**GIVEN REQUEST**: Restate each of the lines below word for word and drop every picture.

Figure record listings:

+===+

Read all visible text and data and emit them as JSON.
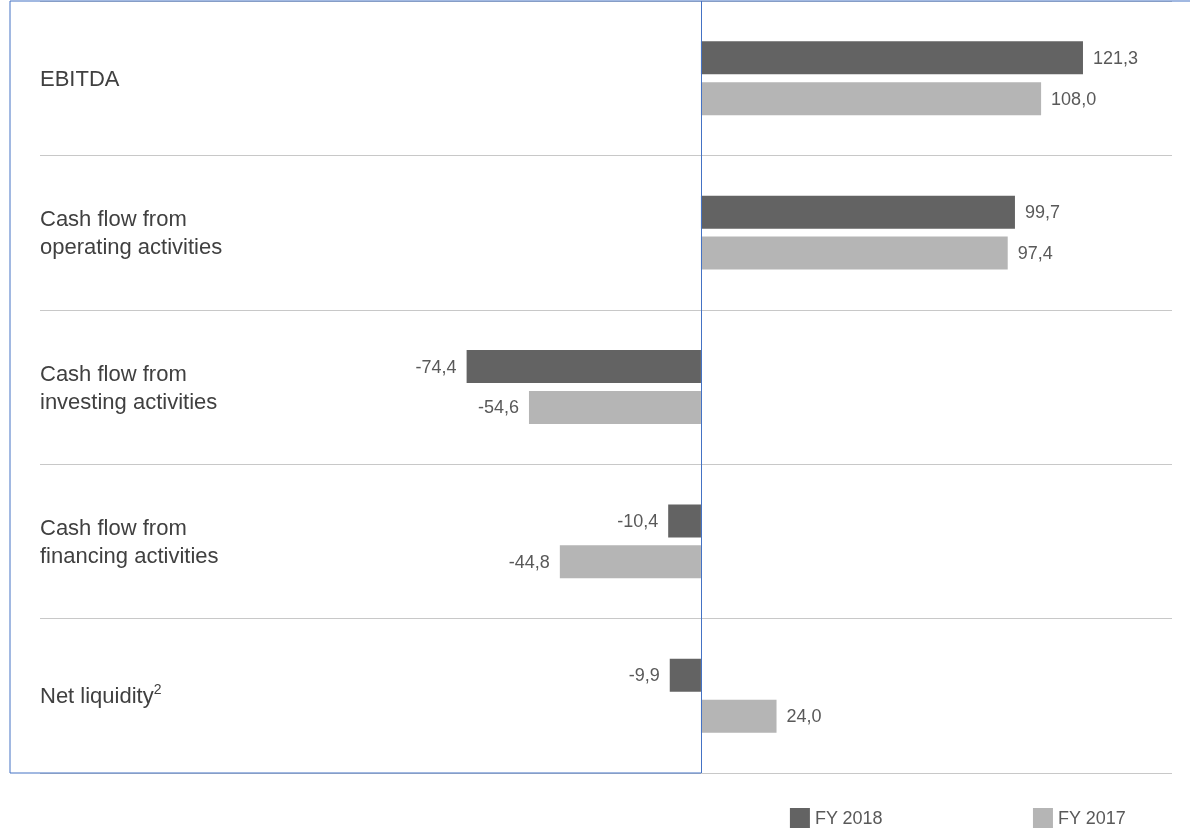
{
  "chart_data": {
    "type": "bar",
    "orientation": "horizontal",
    "categories": [
      "EBITDA",
      "Cash flow from operating activities",
      "Cash flow from investing activities",
      "Cash flow from financing activities",
      "Net liquidity$^{2}$"
    ],
    "series": [
      {
        "name": "FY 2018",
        "color": "#636363",
        "values": [
          121.3,
          99.7,
          -74.4,
          -10.4,
          -9.9
        ],
        "value_labels": [
          "121,3",
          "99,7",
          "-74,4",
          "-10,4",
          "-9,9"
        ]
      },
      {
        "name": "FY 2017",
        "color": "#b5b5b5",
        "values": [
          108.0,
          97.4,
          -54.6,
          -44.8,
          24.0
        ],
        "value_labels": [
          "108,0",
          "97,4",
          "-54,6",
          "-44,8",
          "24,0"
        ]
      }
    ],
    "ref_lines": [
      {
        "axis": "x",
        "value": 0,
        "color": "#4472c4"
      }
    ],
    "grid": "y",
    "legend": "bottom right"
  }
}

+===+

**TASK OUTPUT**:
Read all visible text and data and emit them as JSON.
{
  "chart_data": {
    "type": "bar",
    "orientation": "horizontal",
    "categories": [
      "EBITDA",
      "Cash flow from operating activities",
      "Cash flow from investing activities",
      "Cash flow from financing activities",
      "Net liquidity$^{2}$"
    ],
    "series": [
      {
        "name": "FY 2018",
        "color": "#636363",
        "values": [
          121.3,
          99.7,
          -74.4,
          -10.4,
          -9.9
        ],
        "value_labels": [
          "121,3",
          "99,7",
          "-74,4",
          "-10,4",
          "-9,9"
        ]
      },
      {
        "name": "FY 2017",
        "color": "#b5b5b5",
        "values": [
          108.0,
          97.4,
          -54.6,
          -44.8,
          24.0
        ],
        "value_labels": [
          "108,0",
          "97,4",
          "-54,6",
          "-44,8",
          "24,0"
        ]
      }
    ],
    "ref_lines": [
      {
        "axis": "x",
        "value": 0,
        "color": "#4472c4"
      }
    ],
    "grid": "y",
    "legend": "bottom right"
  }
}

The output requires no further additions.